Transcribe the lines below verbatim, skipping the images.
_ _ _ _ _
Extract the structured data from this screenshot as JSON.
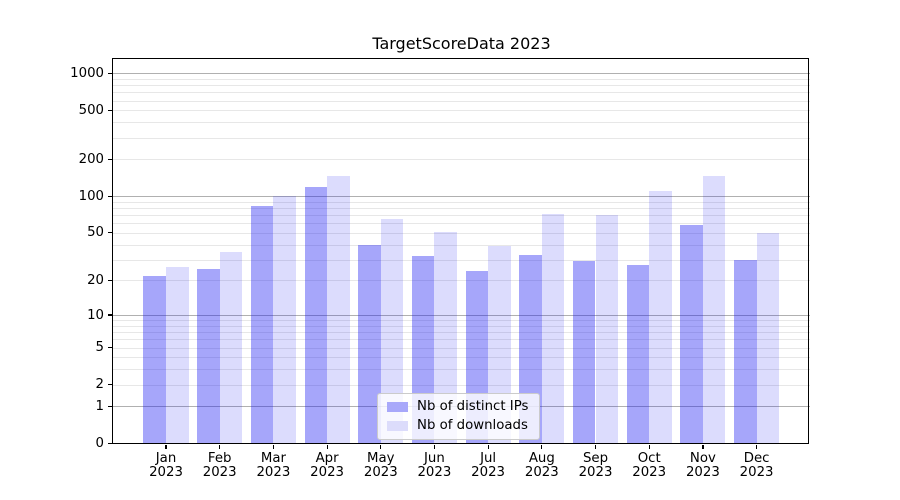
{
  "chart_data": {
    "type": "bar",
    "title": "TargetScoreData 2023",
    "categories": [
      "Jan 2023",
      "Feb 2023",
      "Mar 2023",
      "Apr 2023",
      "May 2023",
      "Jun 2023",
      "Jul 2023",
      "Aug 2023",
      "Sep 2023",
      "Oct 2023",
      "Nov 2023",
      "Dec 2023"
    ],
    "series": [
      {
        "name": "Nb of distinct IPs",
        "color": "#a8a8fa",
        "fill": "rgba(21,21,242,0.38)",
        "values": [
          22,
          25,
          83,
          120,
          40,
          32,
          24,
          33,
          29,
          27,
          58,
          30
        ]
      },
      {
        "name": "Nb of downloads",
        "color": "#dcdcfb",
        "fill": "rgba(21,21,242,0.15)",
        "values": [
          26,
          35,
          100,
          145,
          65,
          51,
          39,
          71,
          70,
          110,
          145,
          50
        ]
      }
    ],
    "yscale": "log1p",
    "y_ticks": [
      0,
      1,
      2,
      5,
      10,
      20,
      50,
      100,
      200,
      500,
      1000
    ],
    "ylim": [
      0,
      1300
    ],
    "xlabel": "",
    "ylabel": "",
    "grid": true,
    "grid_major_ticks": [
      1,
      10,
      100,
      1000
    ],
    "grid_major_color": "#b0b0b0",
    "grid_minor_color": "#e7e7e7",
    "legend_position": "lower center",
    "axis_color": "#000000",
    "background_color": "#ffffff"
  }
}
_ _ _ _ _
- **Exercise result**
Extract the structured data from this screenshot as JSON.
{
  "chart_data": {
    "type": "bar",
    "title": "TargetScoreData 2023",
    "categories": [
      "Jan 2023",
      "Feb 2023",
      "Mar 2023",
      "Apr 2023",
      "May 2023",
      "Jun 2023",
      "Jul 2023",
      "Aug 2023",
      "Sep 2023",
      "Oct 2023",
      "Nov 2023",
      "Dec 2023"
    ],
    "series": [
      {
        "name": "Nb of distinct IPs",
        "color": "#a8a8fa",
        "fill": "rgba(21,21,242,0.38)",
        "values": [
          22,
          25,
          83,
          120,
          40,
          32,
          24,
          33,
          29,
          27,
          58,
          30
        ]
      },
      {
        "name": "Nb of downloads",
        "color": "#dcdcfb",
        "fill": "rgba(21,21,242,0.15)",
        "values": [
          26,
          35,
          100,
          145,
          65,
          51,
          39,
          71,
          70,
          110,
          145,
          50
        ]
      }
    ],
    "yscale": "log1p",
    "y_ticks": [
      0,
      1,
      2,
      5,
      10,
      20,
      50,
      100,
      200,
      500,
      1000
    ],
    "ylim": [
      0,
      1300
    ],
    "xlabel": "",
    "ylabel": "",
    "grid": true,
    "grid_major_ticks": [
      1,
      10,
      100,
      1000
    ],
    "grid_major_color": "#b0b0b0",
    "grid_minor_color": "#e7e7e7",
    "legend_position": "lower center",
    "axis_color": "#000000",
    "background_color": "#ffffff"
  }
}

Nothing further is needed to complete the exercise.